start Data provided

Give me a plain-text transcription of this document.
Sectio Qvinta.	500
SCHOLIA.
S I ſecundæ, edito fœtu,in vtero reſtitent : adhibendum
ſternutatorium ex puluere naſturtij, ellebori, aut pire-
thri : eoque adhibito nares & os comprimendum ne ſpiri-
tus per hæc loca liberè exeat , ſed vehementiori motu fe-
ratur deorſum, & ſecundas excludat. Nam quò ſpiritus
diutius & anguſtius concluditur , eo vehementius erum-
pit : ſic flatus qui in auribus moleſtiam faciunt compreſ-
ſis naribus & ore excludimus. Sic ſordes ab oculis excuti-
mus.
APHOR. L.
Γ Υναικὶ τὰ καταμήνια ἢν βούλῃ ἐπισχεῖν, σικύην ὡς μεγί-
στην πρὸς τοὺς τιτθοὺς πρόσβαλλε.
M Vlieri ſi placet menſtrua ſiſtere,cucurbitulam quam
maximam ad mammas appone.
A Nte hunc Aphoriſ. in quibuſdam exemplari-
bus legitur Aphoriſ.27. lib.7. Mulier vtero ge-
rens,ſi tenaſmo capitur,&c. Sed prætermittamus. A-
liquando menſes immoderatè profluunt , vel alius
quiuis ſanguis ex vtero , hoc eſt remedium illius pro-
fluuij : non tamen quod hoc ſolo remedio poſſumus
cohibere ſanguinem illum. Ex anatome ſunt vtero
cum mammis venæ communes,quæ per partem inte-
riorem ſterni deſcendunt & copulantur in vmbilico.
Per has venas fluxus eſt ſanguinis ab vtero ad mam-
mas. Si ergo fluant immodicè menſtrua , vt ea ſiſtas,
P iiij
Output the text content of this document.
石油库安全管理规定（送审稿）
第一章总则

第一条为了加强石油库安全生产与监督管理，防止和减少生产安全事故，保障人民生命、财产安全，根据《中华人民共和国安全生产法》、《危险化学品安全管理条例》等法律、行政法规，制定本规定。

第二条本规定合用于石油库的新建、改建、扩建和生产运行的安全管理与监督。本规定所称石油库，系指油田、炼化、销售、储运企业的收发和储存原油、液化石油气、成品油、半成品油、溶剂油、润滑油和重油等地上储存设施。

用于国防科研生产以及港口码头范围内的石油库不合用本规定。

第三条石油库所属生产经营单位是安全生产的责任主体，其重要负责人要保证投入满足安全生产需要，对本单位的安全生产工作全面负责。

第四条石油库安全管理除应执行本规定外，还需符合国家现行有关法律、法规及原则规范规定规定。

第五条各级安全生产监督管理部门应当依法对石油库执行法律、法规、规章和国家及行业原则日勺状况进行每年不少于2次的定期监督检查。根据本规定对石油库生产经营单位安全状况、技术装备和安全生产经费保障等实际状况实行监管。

end Data provided

• [What to produce] Only a number is wanted: how many lines of the material above hold "document"?

• [Task output] 2